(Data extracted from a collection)

-.-.-

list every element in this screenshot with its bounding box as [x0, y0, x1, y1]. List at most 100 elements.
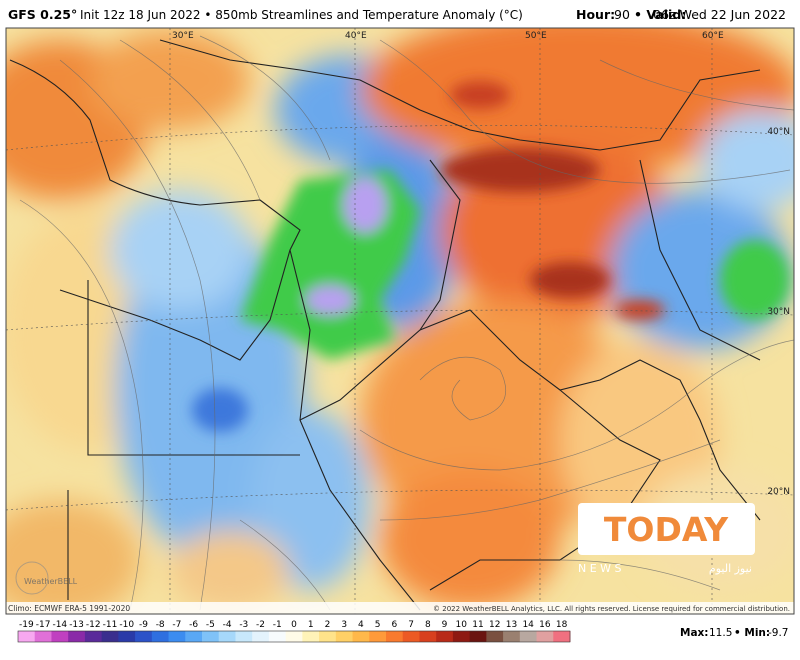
watermark-globe — [15, 561, 49, 595]
footer-strip — [6, 602, 794, 614]
valid-time: 06z Wed 22 Jun 2022 — [653, 7, 786, 22]
colorbar-label: 5 — [375, 620, 381, 630]
colorbar-label: 12 — [489, 620, 500, 630]
latitude-label: 20°N — [767, 487, 790, 497]
colorbar-label: 18 — [556, 620, 568, 630]
longitude-label: 40°E — [345, 31, 367, 41]
max-label: Max: — [680, 627, 709, 639]
colorbar-swatch — [285, 631, 303, 642]
logo-box — [578, 503, 755, 555]
logo-subtitle: N E W S — [578, 562, 622, 575]
colorbar-label: -19 — [19, 620, 34, 630]
colorbar-label: 4 — [358, 620, 364, 630]
colorbar-label: -5 — [206, 620, 215, 630]
colorbar: -19 -17 -14 -13 -12 -11 -10 -9 -8 -7 -6 -5 -4 -3 -2 -1 0… — [17, 620, 571, 643]
colorbar-swatch — [218, 631, 236, 642]
colorbar-label: -17 — [36, 620, 51, 630]
colorbar-label: -4 — [223, 620, 232, 630]
latitude-label: 40°N — [767, 127, 790, 137]
colorbar-swatch — [386, 631, 404, 642]
colorbar-swatch — [18, 631, 36, 642]
colorbar-label: 3 — [341, 620, 347, 630]
colorbar-swatch — [319, 631, 337, 642]
max-value: 11.5 — [709, 627, 732, 639]
colorbar-swatch — [268, 631, 287, 642]
colorbar-label: 11 — [472, 620, 483, 630]
map-frame — [5, 27, 795, 615]
colorbar-label: -6 — [189, 620, 198, 630]
climo-note: Climo: ECMWF ERA-5 1991-2020 — [8, 604, 130, 613]
min-value: -9.7 — [768, 627, 789, 639]
longitude-label: 60°E — [702, 31, 724, 41]
logo-arabic: نيوز اليوم — [709, 562, 752, 575]
borders — [9, 39, 761, 611]
colorbar-label: 9 — [442, 620, 448, 630]
colorbar-label: 16 — [539, 620, 551, 630]
colorbar-label: 7 — [408, 620, 414, 630]
colorbar-swatch — [135, 631, 153, 642]
colorbar-swatch — [168, 631, 186, 642]
model-name: GFS 0.25° — [8, 7, 77, 22]
colorbar-label: 13 — [506, 620, 517, 630]
colorbar-swatch — [252, 631, 270, 642]
colorbar-label: -8 — [156, 620, 165, 630]
colorbar-label: 1 — [308, 620, 314, 630]
graticule — [6, 28, 794, 614]
colorbar-swatch — [68, 631, 86, 642]
colorbar-swatch — [202, 631, 220, 642]
colorbar-swatch — [235, 631, 253, 642]
map-area: 30°E 40°E 50°E 60°E 40°N 30°N 20°N Weath… — [6, 28, 794, 614]
colorbar-swatch — [352, 631, 370, 642]
colorbar-label: 10 — [456, 620, 468, 630]
colorbar-swatch — [84, 631, 103, 642]
min-label: • Min: — [734, 627, 770, 639]
watermark: WeatherBELL — [24, 577, 78, 586]
colorbar-swatch — [118, 631, 136, 642]
colorbar-label: -11 — [103, 620, 118, 630]
colorbar-label: -3 — [239, 620, 248, 630]
colorbar-swatch — [486, 631, 504, 642]
logo-title: TODAY — [604, 510, 729, 549]
latitude-label: 30°N — [767, 307, 790, 317]
colorbar-swatch — [452, 631, 471, 642]
colorbar-swatch — [34, 631, 52, 642]
colorbar-label: -13 — [69, 620, 84, 630]
colorbar-swatch — [369, 631, 387, 642]
hour-value: 90 — [614, 7, 630, 22]
colorbar-swatch — [402, 631, 420, 642]
colorbar-swatch — [151, 631, 170, 642]
colorbar-swatch — [553, 631, 571, 642]
colorbar-label: 2 — [325, 620, 331, 630]
run-description: Init 12z 18 Jun 2022 • 850mb Streamlines… — [80, 8, 523, 22]
colorbar-swatch — [503, 631, 521, 642]
streamlines — [19, 35, 794, 611]
valid-label: • Valid: — [634, 7, 686, 22]
copyright: © 2022 WeatherBELL Analytics, LLC. All r… — [433, 605, 790, 613]
colorbar-swatch — [335, 631, 354, 642]
colorbar-swatch — [101, 631, 119, 642]
colorbar-label: -9 — [139, 620, 148, 630]
colorbar-label: -2 — [256, 620, 265, 630]
colorbar-label: -7 — [172, 620, 181, 630]
colorbar-label: -14 — [52, 620, 67, 630]
colorbar-swatch — [51, 631, 69, 642]
colorbar-frame — [17, 630, 571, 643]
longitude-label: 50°E — [525, 31, 547, 41]
colorbar-label: 6 — [391, 620, 397, 630]
colorbar-label: 14 — [522, 620, 534, 630]
colorbar-swatch — [436, 631, 454, 642]
colorbar-swatch — [419, 631, 437, 642]
colorbar-swatch — [185, 631, 203, 642]
colorbar-label: -1 — [273, 620, 282, 630]
colorbar-swatch — [536, 631, 554, 642]
hour-label: Hour: — [576, 7, 615, 22]
colorbar-label: 0 — [291, 620, 297, 630]
strong-anomalies — [192, 81, 790, 432]
colorbar-label: -10 — [119, 620, 134, 630]
colorbar-label: -12 — [86, 620, 101, 630]
colorbar-swatch — [519, 631, 538, 642]
colorbar-swatch — [302, 631, 320, 642]
longitude-label: 30°E — [172, 31, 194, 41]
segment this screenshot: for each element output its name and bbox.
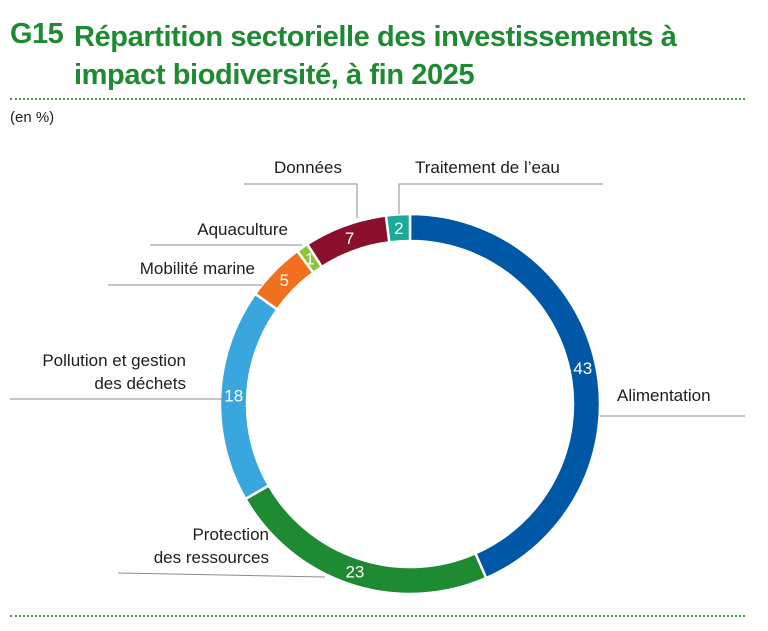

-.-.-

Copy out, without any change, the lines starting at the one containing "watermark-globe — [15, 561, 49, 595]" and ending at the one containing "colorbar-label: -6 — [189, 620, 198, 630]", both of these included.

watermark-globe — [15, 561, 49, 595]
footer-strip — [6, 602, 794, 614]
valid-time: 06z Wed 22 Jun 2022 — [653, 7, 786, 22]
colorbar-label: 5 — [375, 620, 381, 630]
colorbar-label: 12 — [489, 620, 500, 630]
latitude-label: 20°N — [767, 487, 790, 497]
colorbar-label: 18 — [556, 620, 568, 630]
longitude-label: 40°E — [345, 31, 367, 41]
max-label: Max: — [680, 627, 709, 639]
colorbar-swatch — [285, 631, 303, 642]
logo-box — [578, 503, 755, 555]
logo-subtitle: N E W S — [578, 562, 622, 575]
colorbar-label: -19 — [19, 620, 34, 630]
colorbar-label: 4 — [358, 620, 364, 630]
colorbar-label: -5 — [206, 620, 215, 630]
colorbar: -19 -17 -14 -13 -12 -11 -10 -9 -8 -7 -6 -5 -4 -3 -2 -1 0… — [17, 620, 571, 643]
colorbar-swatch — [218, 631, 236, 642]
colorbar-label: -17 — [36, 620, 51, 630]
colorbar-label: -4 — [223, 620, 232, 630]
latitude-label: 40°N — [767, 127, 790, 137]
colorbar-swatch — [386, 631, 404, 642]
colorbar-swatch — [18, 631, 36, 642]
colorbar-label: 3 — [341, 620, 347, 630]
colorbar-swatch — [319, 631, 337, 642]
max-value: 11.5 — [709, 627, 732, 639]
colorbar-swatch — [268, 631, 287, 642]
colorbar-label: 11 — [472, 620, 483, 630]
map-frame — [5, 27, 795, 615]
colorbar-label: -6 — [189, 620, 198, 630]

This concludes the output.